Bring together all lines of the material below that contain the string "gennaio".
%%
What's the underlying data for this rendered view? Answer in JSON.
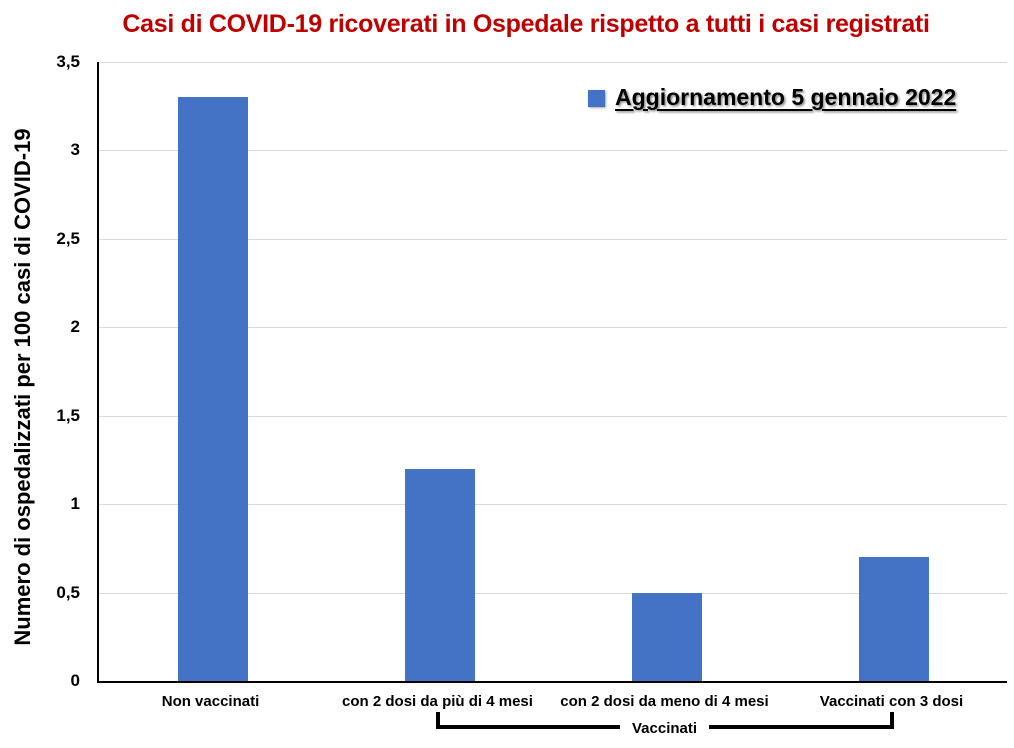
{
  "legend": {
    "label": "Aggiornamento 5 gennaio 2022",
    "marker_color": "#4472C4"
  },
  "chart_data": {
    "type": "bar",
    "title": "Casi di COVID-19 ricoverati in Ospedale rispetto a tutti i casi registrati",
    "title_color": "#C00000",
    "categories": [
      "Non vaccinati",
      "con 2 dosi da più di 4 mesi",
      "con 2 dosi da meno di 4 mesi",
      "Vaccinati con 3 dosi"
    ],
    "values": [
      3.3,
      1.2,
      0.5,
      0.7
    ],
    "ylabel": "Numero di ospedalizzati per 100 casi di COVID-19",
    "xlabel": "",
    "ylim": [
      0,
      3.5
    ],
    "ytick_step": 0.5,
    "ytick_labels": [
      "0",
      "0,5",
      "1",
      "1,5",
      "2",
      "2,5",
      "3",
      "3,5"
    ],
    "grid": true,
    "gridline_color": "#D9D9D9",
    "bar_color": "#4472C4",
    "legend": [
      "Aggiornamento 5 gennaio 2022"
    ],
    "legend_position": "top-right",
    "group_annotation": {
      "label": "Vaccinati",
      "from_category_index": 1,
      "to_category_index": 3
    }
  }
}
%%
*Result for this exercise*
    "label": "Aggiornamento 5 gennaio 2022",
      "Aggiornamento 5 gennaio 2022"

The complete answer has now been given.